- [EXERCISE OBJECTIVE] Below you will find a set of lines. Repeat them all exactly.

- [Records]
>> BEGIN

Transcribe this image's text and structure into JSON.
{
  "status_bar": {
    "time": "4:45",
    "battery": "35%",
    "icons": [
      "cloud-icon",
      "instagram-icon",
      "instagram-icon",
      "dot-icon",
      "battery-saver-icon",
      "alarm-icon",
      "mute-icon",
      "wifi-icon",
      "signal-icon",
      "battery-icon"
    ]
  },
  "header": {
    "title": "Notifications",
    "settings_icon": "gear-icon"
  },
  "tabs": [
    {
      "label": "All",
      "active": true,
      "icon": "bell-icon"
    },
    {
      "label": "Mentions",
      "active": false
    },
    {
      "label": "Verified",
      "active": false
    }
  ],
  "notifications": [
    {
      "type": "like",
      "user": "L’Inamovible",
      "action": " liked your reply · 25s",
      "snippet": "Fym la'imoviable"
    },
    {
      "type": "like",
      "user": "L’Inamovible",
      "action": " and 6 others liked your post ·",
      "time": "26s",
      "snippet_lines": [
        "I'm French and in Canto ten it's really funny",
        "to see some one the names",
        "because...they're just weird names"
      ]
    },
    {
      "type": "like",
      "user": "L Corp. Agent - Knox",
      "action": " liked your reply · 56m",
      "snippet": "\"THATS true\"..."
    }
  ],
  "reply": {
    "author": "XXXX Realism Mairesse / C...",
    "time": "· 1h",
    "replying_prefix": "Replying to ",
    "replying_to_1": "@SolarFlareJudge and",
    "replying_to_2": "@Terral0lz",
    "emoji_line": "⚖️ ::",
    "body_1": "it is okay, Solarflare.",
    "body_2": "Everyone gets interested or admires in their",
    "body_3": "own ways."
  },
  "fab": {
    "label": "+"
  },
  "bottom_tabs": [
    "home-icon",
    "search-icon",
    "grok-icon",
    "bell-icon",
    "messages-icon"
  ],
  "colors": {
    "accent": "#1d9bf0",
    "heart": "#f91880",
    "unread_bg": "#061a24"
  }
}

>> END

- [TASK RESPONSE]
Transcribe this image's text and structure into JSON.
{
  "status_bar": {
    "time": "4:45",
    "battery": "35%",
    "icons": [
      "cloud-icon",
      "instagram-icon",
      "instagram-icon",
      "dot-icon",
      "battery-saver-icon",
      "alarm-icon",
      "mute-icon",
      "wifi-icon",
      "signal-icon",
      "battery-icon"
    ]
  },
  "header": {
    "title": "Notifications",
    "settings_icon": "gear-icon"
  },
  "tabs": [
    {
      "label": "All",
      "active": true,
      "icon": "bell-icon"
    },
    {
      "label": "Mentions",
      "active": false
    },
    {
      "label": "Verified",
      "active": false
    }
  ],
  "notifications": [
    {
      "type": "like",
      "user": "L’Inamovible",
      "action": " liked your reply · 25s",
      "snippet": "Fym la'imoviable"
    },
    {
      "type": "like",
      "user": "L’Inamovible",
      "action": " and 6 others liked your post ·",
      "time": "26s",
      "snippet_lines": [
        "I'm French and in Canto ten it's really funny",
        "to see some one the names",
        "because...they're just weird names"
      ]
    },
    {
      "type": "like",
      "user": "L Corp. Agent - Knox",
      "action": " liked your reply · 56m",
      "snippet": "\"THATS true\"..."
    }
  ],
  "reply": {
    "author": "XXXX Realism Mairesse / C...",
    "time": "· 1h",
    "replying_prefix": "Replying to ",
    "replying_to_1": "@SolarFlareJudge and",
    "replying_to_2": "@Terral0lz",
    "emoji_line": "⚖️ ::",
    "body_1": "it is okay, Solarflare.",
    "body_2": "Everyone gets interested or admires in their",
    "body_3": "own ways."
  },
  "fab": {
    "label": "+"
  },
  "bottom_tabs": [
    "home-icon",
    "search-icon",
    "grok-icon",
    "bell-icon",
    "messages-icon"
  ],
  "colors": {
    "accent": "#1d9bf0",
    "heart": "#f91880",
    "unread_bg": "#061a24"
  }
}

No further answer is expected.